### Supplied records:
# # # # #

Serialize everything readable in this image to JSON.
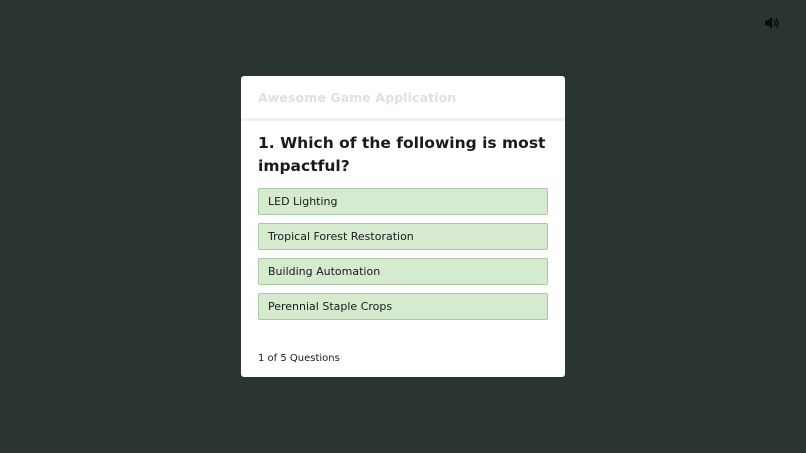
{
  "icons": {
    "sound": "speaker-volume-icon"
  },
  "colors": {
    "background": "#2a3530",
    "option_fill": "#d6ead0",
    "option_border": "#a9c9a0",
    "title_muted": "#e2e0da"
  },
  "header": {
    "title": "Awesome Game Application"
  },
  "quiz": {
    "question": "1. Which of the following is most impactful?",
    "options": [
      "LED Lighting",
      "Tropical Forest Restoration",
      "Building Automation",
      "Perennial Staple Crops"
    ],
    "progress": "1 of 5 Questions"
  }
}
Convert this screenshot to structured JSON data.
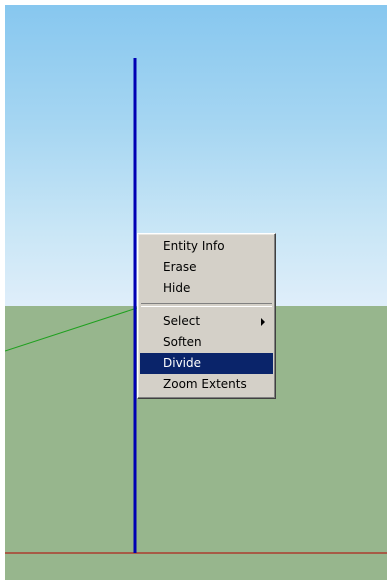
{
  "context_menu": {
    "items": [
      {
        "label": "Entity Info"
      },
      {
        "label": "Erase"
      },
      {
        "label": "Hide"
      },
      {
        "label": "Select",
        "has_submenu": true
      },
      {
        "label": "Soften"
      },
      {
        "label": "Divide",
        "highlighted": true
      },
      {
        "label": "Zoom Extents"
      }
    ],
    "highlight_color": "#0a246a"
  },
  "scene": {
    "sky_color": "#a6d6f2",
    "ground_color": "#97b68d",
    "axis_colors": {
      "blue": "#0000b4",
      "green": "#1ea01e",
      "red": "#b40000"
    }
  }
}
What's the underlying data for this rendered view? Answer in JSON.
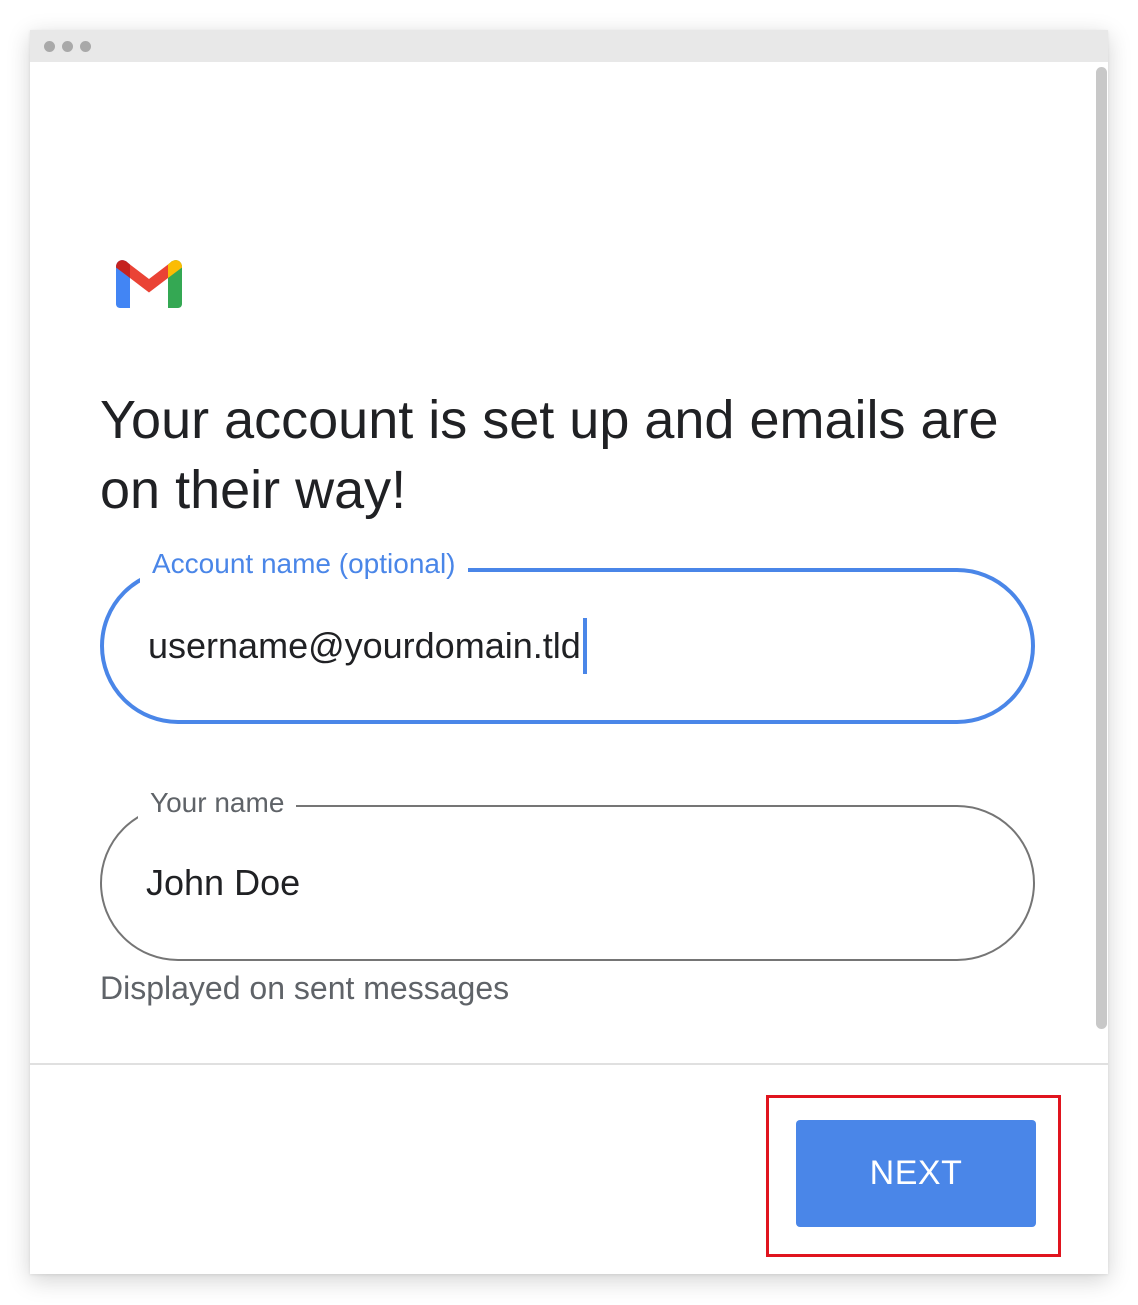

# # # # #

### Written problem:
Except for the pictures, copy every line of the records above exactly.

### Exercise result:
Serialize everything readable in this image to JSON.
{
  "icons": {
    "sound": "speaker-volume-icon"
  },
  "colors": {
    "background": "#2a3530",
    "option_fill": "#d6ead0",
    "option_border": "#a9c9a0",
    "title_muted": "#e2e0da"
  },
  "header": {
    "title": "Awesome Game Application"
  },
  "quiz": {
    "question": "1. Which of the following is most impactful?",
    "options": [
      "LED Lighting",
      "Tropical Forest Restoration",
      "Building Automation",
      "Perennial Staple Crops"
    ],
    "progress": "1 of 5 Questions"
  }
}
Convert this screenshot to structured JSON data.
{
  "context_menu": {
    "items": [
      {
        "label": "Entity Info"
      },
      {
        "label": "Erase"
      },
      {
        "label": "Hide"
      },
      {
        "label": "Select",
        "has_submenu": true
      },
      {
        "label": "Soften"
      },
      {
        "label": "Divide",
        "highlighted": true
      },
      {
        "label": "Zoom Extents"
      }
    ],
    "highlight_color": "#0a246a"
  },
  "scene": {
    "sky_color": "#a6d6f2",
    "ground_color": "#97b68d",
    "axis_colors": {
      "blue": "#0000b4",
      "green": "#1ea01e",
      "red": "#b40000"
    }
  }
}
What's the underlying data for this rendered view? Answer in JSON.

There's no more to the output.